• **AIM OF THE EXERCISE**
Copy all the material below, exactly as it stands.

• **DATA SHOWN**
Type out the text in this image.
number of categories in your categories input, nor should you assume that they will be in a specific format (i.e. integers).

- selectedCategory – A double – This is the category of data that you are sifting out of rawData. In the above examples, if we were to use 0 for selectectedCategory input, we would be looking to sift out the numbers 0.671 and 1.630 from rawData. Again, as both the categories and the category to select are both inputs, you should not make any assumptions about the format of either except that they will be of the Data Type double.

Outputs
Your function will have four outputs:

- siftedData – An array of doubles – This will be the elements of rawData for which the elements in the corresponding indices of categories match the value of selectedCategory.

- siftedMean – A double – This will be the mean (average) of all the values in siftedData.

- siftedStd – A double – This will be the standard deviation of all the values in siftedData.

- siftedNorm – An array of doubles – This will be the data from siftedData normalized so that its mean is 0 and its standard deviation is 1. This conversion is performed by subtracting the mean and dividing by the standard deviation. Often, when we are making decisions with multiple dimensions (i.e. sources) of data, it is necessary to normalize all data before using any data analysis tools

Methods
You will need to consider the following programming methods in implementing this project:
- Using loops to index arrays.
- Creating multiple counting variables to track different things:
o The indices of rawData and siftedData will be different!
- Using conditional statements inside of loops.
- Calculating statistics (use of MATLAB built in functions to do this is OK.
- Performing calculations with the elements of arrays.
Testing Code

• **OUTPUT FOR THIS TASK**
Type out the text in this image.
number of categories in your categories input, nor should you assume that they will be in a specific format (i.e. integers).

- selectedCategory – A double – This is the category of data that you are sifting out of rawData. In the above examples, if we were to use 0 for selectectedCategory input, we would be looking to sift out the numbers 0.671 and 1.630 from rawData. Again, as both the categories and the category to select are both inputs, you should not make any assumptions about the format of either except that they will be of the Data Type double.

Outputs
Your function will have four outputs:

- siftedData – An array of doubles – This will be the elements of rawData for which the elements in the corresponding indices of categories match the value of selectedCategory.

- siftedMean – A double – This will be the mean (average) of all the values in siftedData.

- siftedStd – A double – This will be the standard deviation of all the values in siftedData.

- siftedNorm – An array of doubles – This will be the data from siftedData normalized so that its mean is 0 and its standard deviation is 1. This conversion is performed by subtracting the mean and dividing by the standard deviation. Often, when we are making decisions with multiple dimensions (i.e. sources) of data, it is necessary to normalize all data before using any data analysis tools

Methods
You will need to consider the following programming methods in implementing this project:
- Using loops to index arrays.
- Creating multiple counting variables to track different things:
o The indices of rawData and siftedData will be different!
- Using conditional statements inside of loops.
- Calculating statistics (use of MATLAB built in functions to do this is OK.
- Performing calculations with the elements of arrays.
Testing Code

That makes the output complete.